(Records that describe figures)

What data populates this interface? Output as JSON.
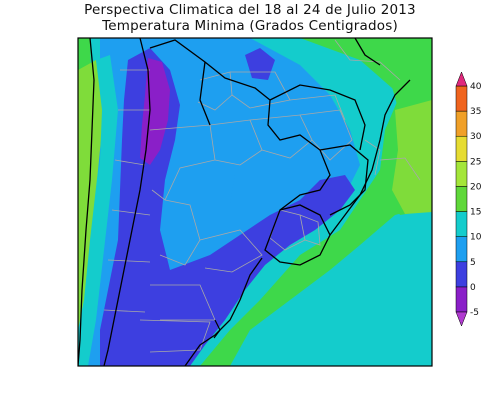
{
  "title": {
    "line1": "Perspectiva Climatica del 18 al 24 de Julio 2013",
    "line2": "Temperatura Minima (Grados Centigrados)"
  },
  "colorbar": {
    "levels": [
      {
        "label": "-5",
        "color": "#8a1fc8"
      },
      {
        "label": "0",
        "color": "#3d3fe0"
      },
      {
        "label": "5",
        "color": "#1e9ff0"
      },
      {
        "label": "10",
        "color": "#14cccc"
      },
      {
        "label": "15",
        "color": "#5fd83a"
      },
      {
        "label": "20",
        "color": "#a4e63a"
      },
      {
        "label": "25",
        "color": "#e6dc32"
      },
      {
        "label": "30",
        "color": "#f0a028"
      },
      {
        "label": "35",
        "color": "#f0641e"
      },
      {
        "label": "40",
        "color": "#e01e82"
      }
    ],
    "under_color": "#b03ad0",
    "over_color": "#e0287c"
  },
  "map_colors": {
    "ocean_green": "#3ed84a",
    "light_green": "#7fdc3a",
    "cyan": "#14cccc",
    "light_blue": "#1e9ff0",
    "blue": "#3d3fe0",
    "purple": "#8a1fc8",
    "border": "#a8a8a8",
    "boundary": "#000000"
  }
}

Problem to solve:
Extract the full listing above verbatim; pictures are to be left out of the copy.

Answer for this exercise:
What data populates this interface? Output as JSON.
{
  "title": {
    "line1": "Perspectiva Climatica del 18 al 24 de Julio 2013",
    "line2": "Temperatura Minima (Grados Centigrados)"
  },
  "colorbar": {
    "levels": [
      {
        "label": "-5",
        "color": "#8a1fc8"
      },
      {
        "label": "0",
        "color": "#3d3fe0"
      },
      {
        "label": "5",
        "color": "#1e9ff0"
      },
      {
        "label": "10",
        "color": "#14cccc"
      },
      {
        "label": "15",
        "color": "#5fd83a"
      },
      {
        "label": "20",
        "color": "#a4e63a"
      },
      {
        "label": "25",
        "color": "#e6dc32"
      },
      {
        "label": "30",
        "color": "#f0a028"
      },
      {
        "label": "35",
        "color": "#f0641e"
      },
      {
        "label": "40",
        "color": "#e01e82"
      }
    ],
    "under_color": "#b03ad0",
    "over_color": "#e0287c"
  },
  "map_colors": {
    "ocean_green": "#3ed84a",
    "light_green": "#7fdc3a",
    "cyan": "#14cccc",
    "light_blue": "#1e9ff0",
    "blue": "#3d3fe0",
    "purple": "#8a1fc8",
    "border": "#a8a8a8",
    "boundary": "#000000"
  }
}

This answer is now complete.